CHALLENGE:
Extract all lines from the data beneath that include the word "name".

ENTRIES SUPPLIED:
====================

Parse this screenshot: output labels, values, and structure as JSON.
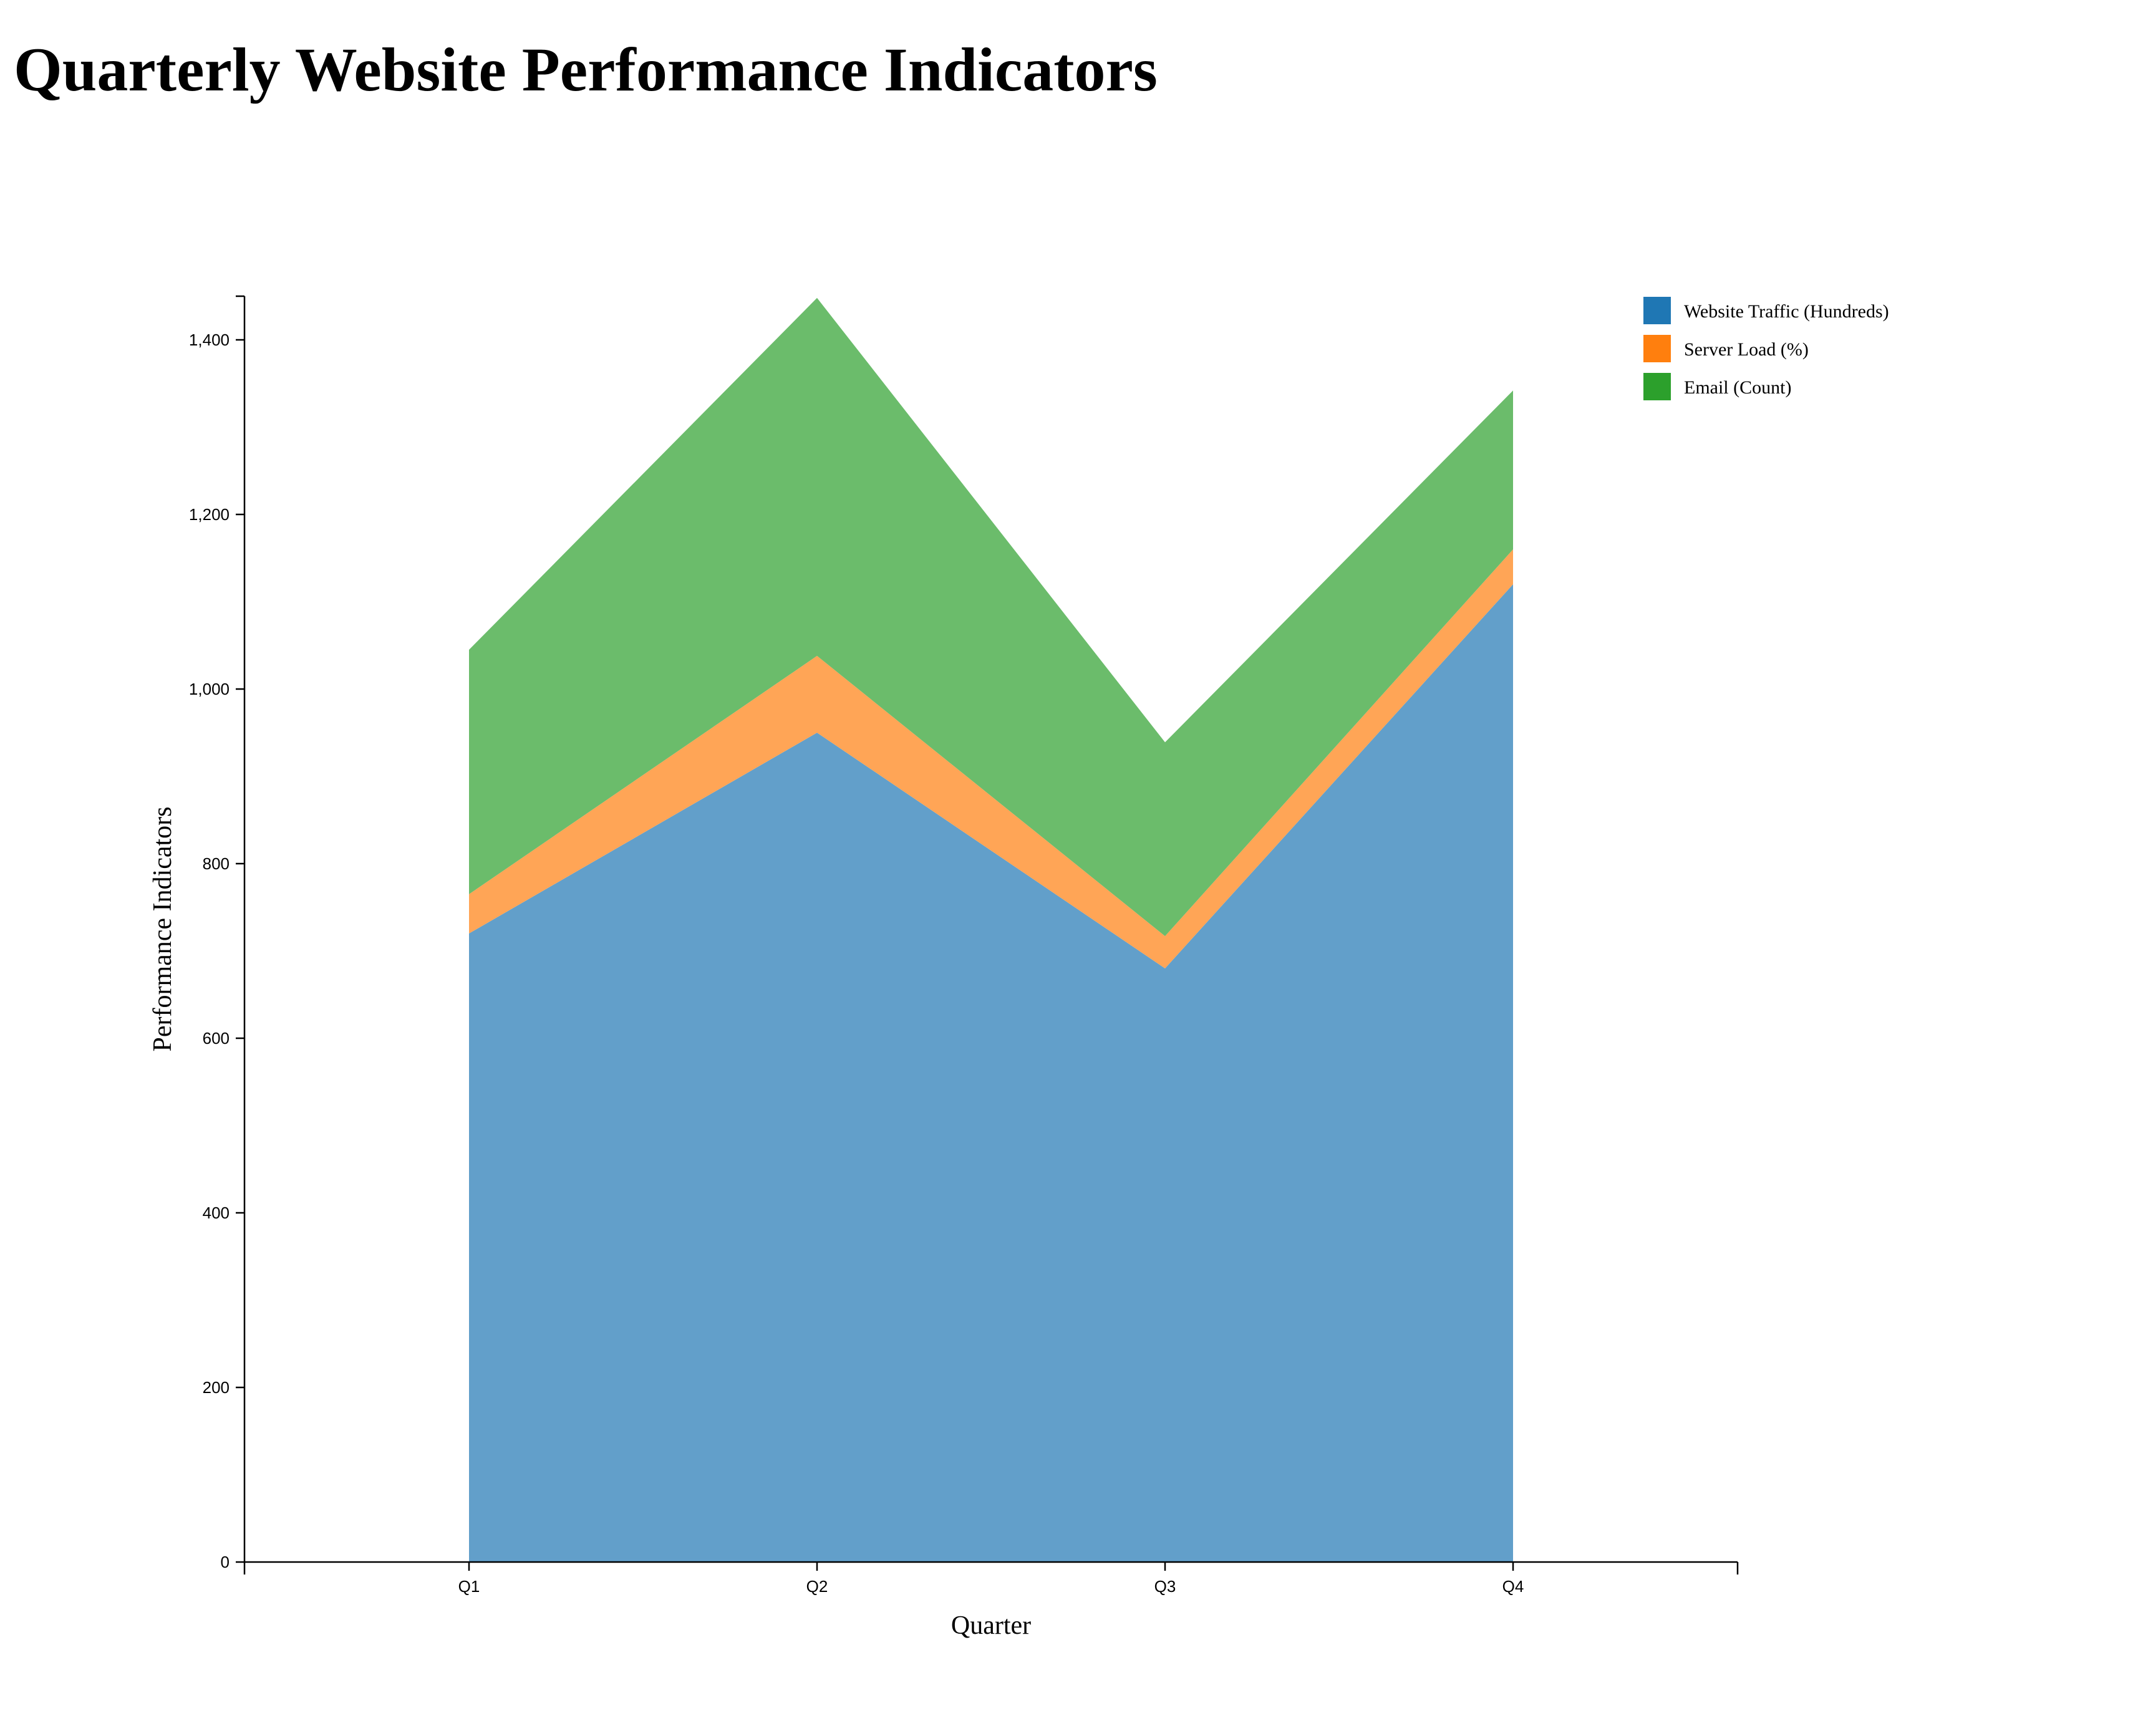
{
  "chart_data": {
    "type": "area",
    "stacked": true,
    "title": "Quarterly Website Performance Indicators",
    "xlabel": "Quarter",
    "ylabel": "Performance Indicators",
    "categories": [
      "Q1",
      "Q2",
      "Q3",
      "Q4"
    ],
    "ylim": [
      0,
      1450
    ],
    "yticks": [
      0,
      200,
      400,
      600,
      800,
      1000,
      1200,
      1400
    ],
    "ytick_labels": [
      "0",
      "200",
      "400",
      "600",
      "800",
      "1,000",
      "1,200",
      "1,400"
    ],
    "grid": false,
    "legend_position": "top-right",
    "series": [
      {
        "name": "Website Traffic (Hundreds)",
        "values": [
          720,
          950,
          680,
          1120
        ],
        "color": "#1f77b4",
        "fill_color": "#629fca"
      },
      {
        "name": "Server Load (%)",
        "values": [
          45,
          88,
          37,
          40
        ],
        "color": "#ff7f0e",
        "fill_color": "#ffa556"
      },
      {
        "name": "Email (Count)",
        "values": [
          280,
          410,
          222,
          182
        ],
        "color": "#2ca02c",
        "fill_color": "#6bbc6b"
      }
    ]
  }
}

====================

ANSWER FOR THE TASK:
        "name": "Website Traffic (Hundreds)",
        "name": "Server Load (%)",
        "name": "Email (Count)",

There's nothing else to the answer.